# What is needed:
Copy all lines of the listing that include the string "name".

[Records from a dataset]

--- Start ---

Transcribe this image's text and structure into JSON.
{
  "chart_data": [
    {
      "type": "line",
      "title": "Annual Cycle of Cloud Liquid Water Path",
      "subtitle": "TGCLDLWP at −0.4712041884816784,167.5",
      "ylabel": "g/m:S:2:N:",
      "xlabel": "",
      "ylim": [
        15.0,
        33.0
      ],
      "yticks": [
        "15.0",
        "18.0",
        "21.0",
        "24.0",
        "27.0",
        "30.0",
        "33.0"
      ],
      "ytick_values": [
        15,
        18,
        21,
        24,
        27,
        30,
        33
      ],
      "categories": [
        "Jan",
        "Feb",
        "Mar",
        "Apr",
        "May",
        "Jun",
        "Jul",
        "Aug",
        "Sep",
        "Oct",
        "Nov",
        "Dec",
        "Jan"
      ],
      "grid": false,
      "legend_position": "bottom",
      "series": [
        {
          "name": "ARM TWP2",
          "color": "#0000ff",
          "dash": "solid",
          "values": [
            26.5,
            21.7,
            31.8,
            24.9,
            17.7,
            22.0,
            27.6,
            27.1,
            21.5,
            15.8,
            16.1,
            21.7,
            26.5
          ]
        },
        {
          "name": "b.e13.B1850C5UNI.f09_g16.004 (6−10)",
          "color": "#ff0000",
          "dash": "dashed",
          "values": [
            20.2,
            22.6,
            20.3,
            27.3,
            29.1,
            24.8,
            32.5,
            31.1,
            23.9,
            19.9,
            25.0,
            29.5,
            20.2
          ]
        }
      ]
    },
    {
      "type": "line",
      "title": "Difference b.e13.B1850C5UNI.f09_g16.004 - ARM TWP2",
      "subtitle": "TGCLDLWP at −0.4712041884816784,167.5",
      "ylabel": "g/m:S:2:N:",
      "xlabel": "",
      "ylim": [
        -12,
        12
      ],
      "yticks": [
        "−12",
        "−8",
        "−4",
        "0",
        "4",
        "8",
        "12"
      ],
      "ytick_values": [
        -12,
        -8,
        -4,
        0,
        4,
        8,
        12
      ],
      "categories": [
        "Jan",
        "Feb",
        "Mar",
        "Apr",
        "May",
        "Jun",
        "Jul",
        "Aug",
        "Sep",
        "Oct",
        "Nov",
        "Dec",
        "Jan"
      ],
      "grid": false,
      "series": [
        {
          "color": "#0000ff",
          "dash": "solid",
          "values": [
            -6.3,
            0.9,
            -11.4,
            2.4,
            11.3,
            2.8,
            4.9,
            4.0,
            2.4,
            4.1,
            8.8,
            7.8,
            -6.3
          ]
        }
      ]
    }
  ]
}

--- End ---

# The answer:
          "name": "ARM TWP2",
          "name": "b.e13.B1850C5UNI.f09_g16.004 (6−10)",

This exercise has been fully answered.